Information provided
::::::

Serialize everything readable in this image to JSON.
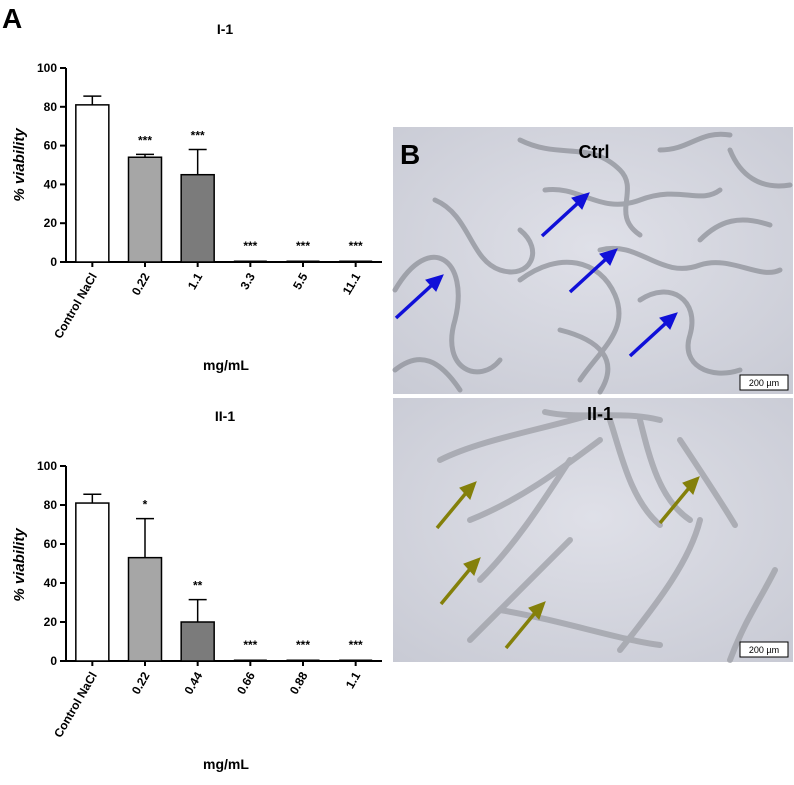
{
  "figure": {
    "panel_a_letter": "A",
    "panel_b_letter": "B"
  },
  "colors": {
    "control": "#ffffff",
    "dose1": "#a6a6a6",
    "dose2": "#7b7b7b",
    "ctrl_arrow": "#1010d8",
    "treated_arrow": "#84800a"
  },
  "chart_data": [
    {
      "type": "bar",
      "title": "I-1",
      "ylabel": "% viability",
      "xlabel": "mg/mL",
      "ylim": [
        0,
        100
      ],
      "yticks": [
        0,
        20,
        40,
        60,
        80,
        100
      ],
      "categories": [
        "Control NaCl",
        "0.22",
        "1.1",
        "3.3",
        "5.5",
        "11.1"
      ],
      "values": [
        81,
        54,
        45,
        0,
        0,
        0
      ],
      "errors": [
        4.5,
        1.5,
        13,
        0,
        0,
        0
      ],
      "significance": [
        "",
        "***",
        "***",
        "***",
        "***",
        "***"
      ]
    },
    {
      "type": "bar",
      "title": "II-1",
      "ylabel": "% viability",
      "xlabel": "mg/mL",
      "ylim": [
        0,
        100
      ],
      "yticks": [
        0,
        20,
        40,
        60,
        80,
        100
      ],
      "categories": [
        "Control NaCl",
        "0.22",
        "0.44",
        "0.66",
        "0.88",
        "1.1"
      ],
      "values": [
        81,
        53,
        20,
        0,
        0,
        0
      ],
      "errors": [
        4.5,
        20,
        11.5,
        0,
        0,
        0
      ],
      "significance": [
        "",
        "*",
        "**",
        "***",
        "***",
        "***"
      ]
    }
  ],
  "micrographs": [
    {
      "label": "Ctrl",
      "scale_bar": "200 µm",
      "arrow_icon": "blue-arrow-icon"
    },
    {
      "label": "II-1",
      "scale_bar": "200 µm",
      "arrow_icon": "olive-arrow-icon"
    }
  ]
}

::::::

Directive
Would you mind returning each entry above word for word, skipping the images?

Final answer
Serialize everything readable in this image to JSON.
{
  "figure": {
    "panel_a_letter": "A",
    "panel_b_letter": "B"
  },
  "colors": {
    "control": "#ffffff",
    "dose1": "#a6a6a6",
    "dose2": "#7b7b7b",
    "ctrl_arrow": "#1010d8",
    "treated_arrow": "#84800a"
  },
  "chart_data": [
    {
      "type": "bar",
      "title": "I-1",
      "ylabel": "% viability",
      "xlabel": "mg/mL",
      "ylim": [
        0,
        100
      ],
      "yticks": [
        0,
        20,
        40,
        60,
        80,
        100
      ],
      "categories": [
        "Control NaCl",
        "0.22",
        "1.1",
        "3.3",
        "5.5",
        "11.1"
      ],
      "values": [
        81,
        54,
        45,
        0,
        0,
        0
      ],
      "errors": [
        4.5,
        1.5,
        13,
        0,
        0,
        0
      ],
      "significance": [
        "",
        "***",
        "***",
        "***",
        "***",
        "***"
      ]
    },
    {
      "type": "bar",
      "title": "II-1",
      "ylabel": "% viability",
      "xlabel": "mg/mL",
      "ylim": [
        0,
        100
      ],
      "yticks": [
        0,
        20,
        40,
        60,
        80,
        100
      ],
      "categories": [
        "Control NaCl",
        "0.22",
        "0.44",
        "0.66",
        "0.88",
        "1.1"
      ],
      "values": [
        81,
        53,
        20,
        0,
        0,
        0
      ],
      "errors": [
        4.5,
        20,
        11.5,
        0,
        0,
        0
      ],
      "significance": [
        "",
        "*",
        "**",
        "***",
        "***",
        "***"
      ]
    }
  ],
  "micrographs": [
    {
      "label": "Ctrl",
      "scale_bar": "200 µm",
      "arrow_icon": "blue-arrow-icon"
    },
    {
      "label": "II-1",
      "scale_bar": "200 µm",
      "arrow_icon": "olive-arrow-icon"
    }
  ]
}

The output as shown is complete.